### What you will do
Below is a listing; reproduce each line of it exactly.

### Entries
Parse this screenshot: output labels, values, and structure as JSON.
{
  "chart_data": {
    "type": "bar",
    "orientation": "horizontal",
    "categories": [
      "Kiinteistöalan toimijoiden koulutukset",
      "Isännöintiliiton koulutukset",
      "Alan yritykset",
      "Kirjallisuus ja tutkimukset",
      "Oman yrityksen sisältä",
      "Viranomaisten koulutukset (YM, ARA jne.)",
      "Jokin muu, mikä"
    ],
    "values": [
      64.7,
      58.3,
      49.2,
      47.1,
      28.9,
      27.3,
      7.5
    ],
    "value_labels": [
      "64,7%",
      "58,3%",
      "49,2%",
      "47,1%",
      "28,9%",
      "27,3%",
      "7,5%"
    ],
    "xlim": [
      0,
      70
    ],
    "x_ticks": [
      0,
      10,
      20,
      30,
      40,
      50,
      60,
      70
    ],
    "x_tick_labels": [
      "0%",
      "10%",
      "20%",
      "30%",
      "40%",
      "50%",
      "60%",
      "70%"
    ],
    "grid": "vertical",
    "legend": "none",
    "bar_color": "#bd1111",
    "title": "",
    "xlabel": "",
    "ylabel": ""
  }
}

### Exercise solution
Parse this screenshot: output labels, values, and structure as JSON.
{
  "chart_data": {
    "type": "bar",
    "orientation": "horizontal",
    "categories": [
      "Kiinteistöalan toimijoiden koulutukset",
      "Isännöintiliiton koulutukset",
      "Alan yritykset",
      "Kirjallisuus ja tutkimukset",
      "Oman yrityksen sisältä",
      "Viranomaisten koulutukset (YM, ARA jne.)",
      "Jokin muu, mikä"
    ],
    "values": [
      64.7,
      58.3,
      49.2,
      47.1,
      28.9,
      27.3,
      7.5
    ],
    "value_labels": [
      "64,7%",
      "58,3%",
      "49,2%",
      "47,1%",
      "28,9%",
      "27,3%",
      "7,5%"
    ],
    "xlim": [
      0,
      70
    ],
    "x_ticks": [
      0,
      10,
      20,
      30,
      40,
      50,
      60,
      70
    ],
    "x_tick_labels": [
      "0%",
      "10%",
      "20%",
      "30%",
      "40%",
      "50%",
      "60%",
      "70%"
    ],
    "grid": "vertical",
    "legend": "none",
    "bar_color": "#bd1111",
    "title": "",
    "xlabel": "",
    "ylabel": ""
  }
}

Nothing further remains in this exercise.